====== Records for processing

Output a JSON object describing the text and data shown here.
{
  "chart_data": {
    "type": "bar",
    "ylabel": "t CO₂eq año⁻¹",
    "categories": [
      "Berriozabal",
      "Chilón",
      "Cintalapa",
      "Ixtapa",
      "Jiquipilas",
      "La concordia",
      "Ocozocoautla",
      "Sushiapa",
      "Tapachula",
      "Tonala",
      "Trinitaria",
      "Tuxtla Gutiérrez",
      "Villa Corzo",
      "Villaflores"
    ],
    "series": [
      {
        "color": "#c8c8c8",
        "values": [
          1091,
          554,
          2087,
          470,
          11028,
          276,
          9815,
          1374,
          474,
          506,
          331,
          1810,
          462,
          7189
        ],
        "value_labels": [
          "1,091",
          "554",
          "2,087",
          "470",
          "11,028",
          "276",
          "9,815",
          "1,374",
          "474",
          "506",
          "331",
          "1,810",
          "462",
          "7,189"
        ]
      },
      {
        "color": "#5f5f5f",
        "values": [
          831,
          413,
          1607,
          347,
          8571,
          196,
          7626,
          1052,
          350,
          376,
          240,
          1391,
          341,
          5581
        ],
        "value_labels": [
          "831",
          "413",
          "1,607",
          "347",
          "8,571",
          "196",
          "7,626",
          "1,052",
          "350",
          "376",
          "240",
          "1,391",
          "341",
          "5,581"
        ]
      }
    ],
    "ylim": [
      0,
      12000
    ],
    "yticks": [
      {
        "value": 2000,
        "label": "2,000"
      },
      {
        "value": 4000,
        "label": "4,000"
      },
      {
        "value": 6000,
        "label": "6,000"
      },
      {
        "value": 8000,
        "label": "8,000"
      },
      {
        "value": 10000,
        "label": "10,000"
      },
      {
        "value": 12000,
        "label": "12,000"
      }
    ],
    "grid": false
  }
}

============

Exercise prompt:
Retype the entries exactly, including every line.

Task solution:
Output a JSON object describing the text and data shown here.
{
  "chart_data": {
    "type": "bar",
    "ylabel": "t CO₂eq año⁻¹",
    "categories": [
      "Berriozabal",
      "Chilón",
      "Cintalapa",
      "Ixtapa",
      "Jiquipilas",
      "La concordia",
      "Ocozocoautla",
      "Sushiapa",
      "Tapachula",
      "Tonala",
      "Trinitaria",
      "Tuxtla Gutiérrez",
      "Villa Corzo",
      "Villaflores"
    ],
    "series": [
      {
        "color": "#c8c8c8",
        "values": [
          1091,
          554,
          2087,
          470,
          11028,
          276,
          9815,
          1374,
          474,
          506,
          331,
          1810,
          462,
          7189
        ],
        "value_labels": [
          "1,091",
          "554",
          "2,087",
          "470",
          "11,028",
          "276",
          "9,815",
          "1,374",
          "474",
          "506",
          "331",
          "1,810",
          "462",
          "7,189"
        ]
      },
      {
        "color": "#5f5f5f",
        "values": [
          831,
          413,
          1607,
          347,
          8571,
          196,
          7626,
          1052,
          350,
          376,
          240,
          1391,
          341,
          5581
        ],
        "value_labels": [
          "831",
          "413",
          "1,607",
          "347",
          "8,571",
          "196",
          "7,626",
          "1,052",
          "350",
          "376",
          "240",
          "1,391",
          "341",
          "5,581"
        ]
      }
    ],
    "ylim": [
      0,
      12000
    ],
    "yticks": [
      {
        "value": 2000,
        "label": "2,000"
      },
      {
        "value": 4000,
        "label": "4,000"
      },
      {
        "value": 6000,
        "label": "6,000"
      },
      {
        "value": 8000,
        "label": "8,000"
      },
      {
        "value": 10000,
        "label": "10,000"
      },
      {
        "value": 12000,
        "label": "12,000"
      }
    ],
    "grid": false
  }
}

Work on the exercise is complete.